▸ AIM OF THE EXERCISE: Return the listing below in full, with every line exactly as it is.

==*==

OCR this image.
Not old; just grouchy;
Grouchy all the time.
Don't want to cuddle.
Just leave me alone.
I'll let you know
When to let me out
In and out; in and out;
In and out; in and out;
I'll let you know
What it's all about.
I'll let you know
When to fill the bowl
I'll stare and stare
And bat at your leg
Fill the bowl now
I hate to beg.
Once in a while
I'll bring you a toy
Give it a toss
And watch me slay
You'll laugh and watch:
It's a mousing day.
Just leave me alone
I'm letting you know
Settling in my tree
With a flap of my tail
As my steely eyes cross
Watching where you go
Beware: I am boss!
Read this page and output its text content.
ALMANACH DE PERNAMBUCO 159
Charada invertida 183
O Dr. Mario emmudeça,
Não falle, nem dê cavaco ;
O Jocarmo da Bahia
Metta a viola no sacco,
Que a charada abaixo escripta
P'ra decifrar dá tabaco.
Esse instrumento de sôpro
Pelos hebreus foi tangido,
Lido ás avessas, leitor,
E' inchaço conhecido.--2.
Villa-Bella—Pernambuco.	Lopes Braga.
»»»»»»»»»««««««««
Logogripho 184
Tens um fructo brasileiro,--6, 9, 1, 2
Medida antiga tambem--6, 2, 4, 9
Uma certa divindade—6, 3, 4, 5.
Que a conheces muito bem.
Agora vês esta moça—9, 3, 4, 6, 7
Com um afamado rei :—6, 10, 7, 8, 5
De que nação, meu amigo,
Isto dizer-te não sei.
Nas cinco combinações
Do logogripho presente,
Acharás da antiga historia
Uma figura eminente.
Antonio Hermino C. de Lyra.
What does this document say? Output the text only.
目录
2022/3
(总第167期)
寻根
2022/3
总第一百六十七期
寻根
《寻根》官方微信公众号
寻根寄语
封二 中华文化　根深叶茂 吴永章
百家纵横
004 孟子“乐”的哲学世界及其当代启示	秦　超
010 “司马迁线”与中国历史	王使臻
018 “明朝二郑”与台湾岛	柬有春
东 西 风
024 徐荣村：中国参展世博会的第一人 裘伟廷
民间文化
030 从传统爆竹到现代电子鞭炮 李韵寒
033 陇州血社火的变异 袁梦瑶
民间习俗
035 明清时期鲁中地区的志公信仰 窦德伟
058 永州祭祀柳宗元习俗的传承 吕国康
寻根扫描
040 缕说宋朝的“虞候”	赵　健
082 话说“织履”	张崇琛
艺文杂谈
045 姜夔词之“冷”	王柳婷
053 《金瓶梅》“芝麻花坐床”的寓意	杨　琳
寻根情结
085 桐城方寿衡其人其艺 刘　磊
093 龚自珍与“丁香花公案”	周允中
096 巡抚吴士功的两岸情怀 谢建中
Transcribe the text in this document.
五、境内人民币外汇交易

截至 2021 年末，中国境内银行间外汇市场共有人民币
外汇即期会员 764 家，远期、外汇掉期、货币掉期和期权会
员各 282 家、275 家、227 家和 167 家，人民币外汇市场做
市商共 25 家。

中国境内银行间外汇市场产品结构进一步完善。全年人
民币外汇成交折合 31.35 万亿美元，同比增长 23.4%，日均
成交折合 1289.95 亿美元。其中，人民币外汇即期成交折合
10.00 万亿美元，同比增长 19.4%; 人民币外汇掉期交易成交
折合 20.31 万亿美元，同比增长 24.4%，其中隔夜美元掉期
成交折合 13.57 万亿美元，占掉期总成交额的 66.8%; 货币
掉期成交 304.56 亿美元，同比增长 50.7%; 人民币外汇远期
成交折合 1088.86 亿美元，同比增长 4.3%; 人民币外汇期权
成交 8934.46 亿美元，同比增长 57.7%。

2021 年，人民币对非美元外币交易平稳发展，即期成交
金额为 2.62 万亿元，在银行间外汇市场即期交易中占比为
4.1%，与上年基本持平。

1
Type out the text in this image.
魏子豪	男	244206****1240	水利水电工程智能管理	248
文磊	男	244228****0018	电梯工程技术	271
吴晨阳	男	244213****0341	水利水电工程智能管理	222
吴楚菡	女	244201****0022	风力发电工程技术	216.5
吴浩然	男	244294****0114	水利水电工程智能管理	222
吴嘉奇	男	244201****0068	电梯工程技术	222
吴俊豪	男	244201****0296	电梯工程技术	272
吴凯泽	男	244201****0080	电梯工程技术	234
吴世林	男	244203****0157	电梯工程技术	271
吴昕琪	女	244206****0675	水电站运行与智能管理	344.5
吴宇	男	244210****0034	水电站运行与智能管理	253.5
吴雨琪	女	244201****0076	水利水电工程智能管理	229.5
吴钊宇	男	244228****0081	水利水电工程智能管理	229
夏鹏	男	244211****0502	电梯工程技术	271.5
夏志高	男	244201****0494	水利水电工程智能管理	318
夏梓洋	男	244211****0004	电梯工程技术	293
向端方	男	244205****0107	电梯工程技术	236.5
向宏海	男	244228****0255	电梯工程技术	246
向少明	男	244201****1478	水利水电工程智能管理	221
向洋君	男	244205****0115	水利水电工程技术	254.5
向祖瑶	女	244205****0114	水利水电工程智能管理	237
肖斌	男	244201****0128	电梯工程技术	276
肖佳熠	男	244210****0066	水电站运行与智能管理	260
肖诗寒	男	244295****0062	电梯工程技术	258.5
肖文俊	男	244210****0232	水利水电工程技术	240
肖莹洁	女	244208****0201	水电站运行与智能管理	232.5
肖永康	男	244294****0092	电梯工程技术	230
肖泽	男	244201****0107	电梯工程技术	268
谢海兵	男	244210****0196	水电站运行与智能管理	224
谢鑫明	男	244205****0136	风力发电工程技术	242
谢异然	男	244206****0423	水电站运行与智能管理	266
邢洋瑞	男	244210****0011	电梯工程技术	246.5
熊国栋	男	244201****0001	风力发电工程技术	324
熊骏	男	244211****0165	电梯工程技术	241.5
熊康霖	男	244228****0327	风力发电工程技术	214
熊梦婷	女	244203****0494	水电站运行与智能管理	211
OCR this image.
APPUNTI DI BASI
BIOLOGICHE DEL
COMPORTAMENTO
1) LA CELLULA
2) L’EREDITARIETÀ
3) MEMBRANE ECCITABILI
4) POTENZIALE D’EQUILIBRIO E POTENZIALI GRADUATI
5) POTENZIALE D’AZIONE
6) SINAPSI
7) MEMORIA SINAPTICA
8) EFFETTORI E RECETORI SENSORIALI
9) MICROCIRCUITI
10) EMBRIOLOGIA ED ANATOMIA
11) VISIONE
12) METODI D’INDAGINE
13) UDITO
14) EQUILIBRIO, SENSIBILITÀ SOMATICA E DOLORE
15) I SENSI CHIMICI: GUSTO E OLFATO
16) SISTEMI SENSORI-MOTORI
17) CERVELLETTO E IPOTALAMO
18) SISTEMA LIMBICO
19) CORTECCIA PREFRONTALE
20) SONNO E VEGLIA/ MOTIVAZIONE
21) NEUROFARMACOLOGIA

==*==

▸ WRITTEN SOLUTION:
OCR this image.
Not old; just grouchy;
Grouchy all the time.
Don't want to cuddle.
Just leave me alone.
I'll let you know
When to let me out
In and out; in and out;
In and out; in and out;
I'll let you know
What it's all about.
I'll let you know
When to fill the bowl
I'll stare and stare
And bat at your leg
Fill the bowl now
I hate to beg.
Once in a while
I'll bring you a toy
Give it a toss
And watch me slay
You'll laugh and watch:
It's a mousing day.
Just leave me alone
I'm letting you know
Settling in my tree
With a flap of my tail
As my steely eyes cross
Watching where you go
Beware: I am boss!
Read this page and output its text content.
ALMANACH DE PERNAMBUCO 159
Charada invertida 183
O Dr. Mario emmudeça,
Não falle, nem dê cavaco ;
O Jocarmo da Bahia
Metta a viola no sacco,
Que a charada abaixo escripta
P'ra decifrar dá tabaco.
Esse instrumento de sôpro
Pelos hebreus foi tangido,
Lido ás avessas, leitor,
E' inchaço conhecido.--2.
Villa-Bella—Pernambuco.	Lopes Braga.
»»»»»»»»»««««««««
Logogripho 184
Tens um fructo brasileiro,--6, 9, 1, 2
Medida antiga tambem--6, 2, 4, 9
Uma certa divindade—6, 3, 4, 5.
Que a conheces muito bem.
Agora vês esta moça—9, 3, 4, 6, 7
Com um afamado rei :—6, 10, 7, 8, 5
De que nação, meu amigo,
Isto dizer-te não sei.
Nas cinco combinações
Do logogripho presente,
Acharás da antiga historia
Uma figura eminente.
Antonio Hermino C. de Lyra.
What does this document say? Output the text only.
目录
2022/3
(总第167期)
寻根
2022/3
总第一百六十七期
寻根
《寻根》官方微信公众号
寻根寄语
封二 中华文化　根深叶茂 吴永章
百家纵横
004 孟子“乐”的哲学世界及其当代启示	秦　超
010 “司马迁线”与中国历史	王使臻
018 “明朝二郑”与台湾岛	柬有春
东 西 风
024 徐荣村：中国参展世博会的第一人 裘伟廷
民间文化
030 从传统爆竹到现代电子鞭炮 李韵寒
033 陇州血社火的变异 袁梦瑶
民间习俗
035 明清时期鲁中地区的志公信仰 窦德伟
058 永州祭祀柳宗元习俗的传承 吕国康
寻根扫描
040 缕说宋朝的“虞候”	赵　健
082 话说“织履”	张崇琛
艺文杂谈
045 姜夔词之“冷”	王柳婷
053 《金瓶梅》“芝麻花坐床”的寓意	杨　琳
寻根情结
085 桐城方寿衡其人其艺 刘　磊
093 龚自珍与“丁香花公案”	周允中
096 巡抚吴士功的两岸情怀 谢建中
Transcribe the text in this document.
五、境内人民币外汇交易

截至 2021 年末，中国境内银行间外汇市场共有人民币
外汇即期会员 764 家，远期、外汇掉期、货币掉期和期权会
员各 282 家、275 家、227 家和 167 家，人民币外汇市场做
市商共 25 家。

中国境内银行间外汇市场产品结构进一步完善。全年人
民币外汇成交折合 31.35 万亿美元，同比增长 23.4%，日均
成交折合 1289.95 亿美元。其中，人民币外汇即期成交折合
10.00 万亿美元，同比增长 19.4%; 人民币外汇掉期交易成交
折合 20.31 万亿美元，同比增长 24.4%，其中隔夜美元掉期
成交折合 13.57 万亿美元，占掉期总成交额的 66.8%; 货币
掉期成交 304.56 亿美元，同比增长 50.7%; 人民币外汇远期
成交折合 1088.86 亿美元，同比增长 4.3%; 人民币外汇期权
成交 8934.46 亿美元，同比增长 57.7%。

2021 年，人民币对非美元外币交易平稳发展，即期成交
金额为 2.62 万亿元，在银行间外汇市场即期交易中占比为
4.1%，与上年基本持平。

1
Type out the text in this image.
魏子豪	男	244206****1240	水利水电工程智能管理	248
文磊	男	244228****0018	电梯工程技术	271
吴晨阳	男	244213****0341	水利水电工程智能管理	222
吴楚菡	女	244201****0022	风力发电工程技术	216.5
吴浩然	男	244294****0114	水利水电工程智能管理	222
吴嘉奇	男	244201****0068	电梯工程技术	222
吴俊豪	男	244201****0296	电梯工程技术	272
吴凯泽	男	244201****0080	电梯工程技术	234
吴世林	男	244203****0157	电梯工程技术	271
吴昕琪	女	244206****0675	水电站运行与智能管理	344.5
吴宇	男	244210****0034	水电站运行与智能管理	253.5
吴雨琪	女	244201****0076	水利水电工程智能管理	229.5
吴钊宇	男	244228****0081	水利水电工程智能管理	229
夏鹏	男	244211****0502	电梯工程技术	271.5
夏志高	男	244201****0494	水利水电工程智能管理	318
夏梓洋	男	244211****0004	电梯工程技术	293
向端方	男	244205****0107	电梯工程技术	236.5
向宏海	男	244228****0255	电梯工程技术	246
向少明	男	244201****1478	水利水电工程智能管理	221
向洋君	男	244205****0115	水利水电工程技术	254.5
向祖瑶	女	244205****0114	水利水电工程智能管理	237
肖斌	男	244201****0128	电梯工程技术	276
肖佳熠	男	244210****0066	水电站运行与智能管理	260
肖诗寒	男	244295****0062	电梯工程技术	258.5
肖文俊	男	244210****0232	水利水电工程技术	240
肖莹洁	女	244208****0201	水电站运行与智能管理	232.5
肖永康	男	244294****0092	电梯工程技术	230
肖泽	男	244201****0107	电梯工程技术	268
谢海兵	男	244210****0196	水电站运行与智能管理	224
谢鑫明	男	244205****0136	风力发电工程技术	242
谢异然	男	244206****0423	水电站运行与智能管理	266
邢洋瑞	男	244210****0011	电梯工程技术	246.5
熊国栋	男	244201****0001	风力发电工程技术	324
熊骏	男	244211****0165	电梯工程技术	241.5
熊康霖	男	244228****0327	风力发电工程技术	214
熊梦婷	女	244203****0494	水电站运行与智能管理	211
OCR this image.
APPUNTI DI BASI
BIOLOGICHE DEL
COMPORTAMENTO
1) LA CELLULA
2) L’EREDITARIETÀ
3) MEMBRANE ECCITABILI
4) POTENZIALE D’EQUILIBRIO E POTENZIALI GRADUATI
5) POTENZIALE D’AZIONE
6) SINAPSI
7) MEMORIA SINAPTICA
8) EFFETTORI E RECETORI SENSORIALI
9) MICROCIRCUITI
10) EMBRIOLOGIA ED ANATOMIA
11) VISIONE
12) METODI D’INDAGINE
13) UDITO
14) EQUILIBRIO, SENSIBILITÀ SOMATICA E DOLORE
15) I SENSI CHIMICI: GUSTO E OLFATO
16) SISTEMI SENSORI-MOTORI
17) CERVELLETTO E IPOTALAMO
18) SISTEMA LIMBICO
19) CORTECCIA PREFRONTALE
20) SONNO E VEGLIA/ MOTIVAZIONE
21) NEUROFARMACOLOGIA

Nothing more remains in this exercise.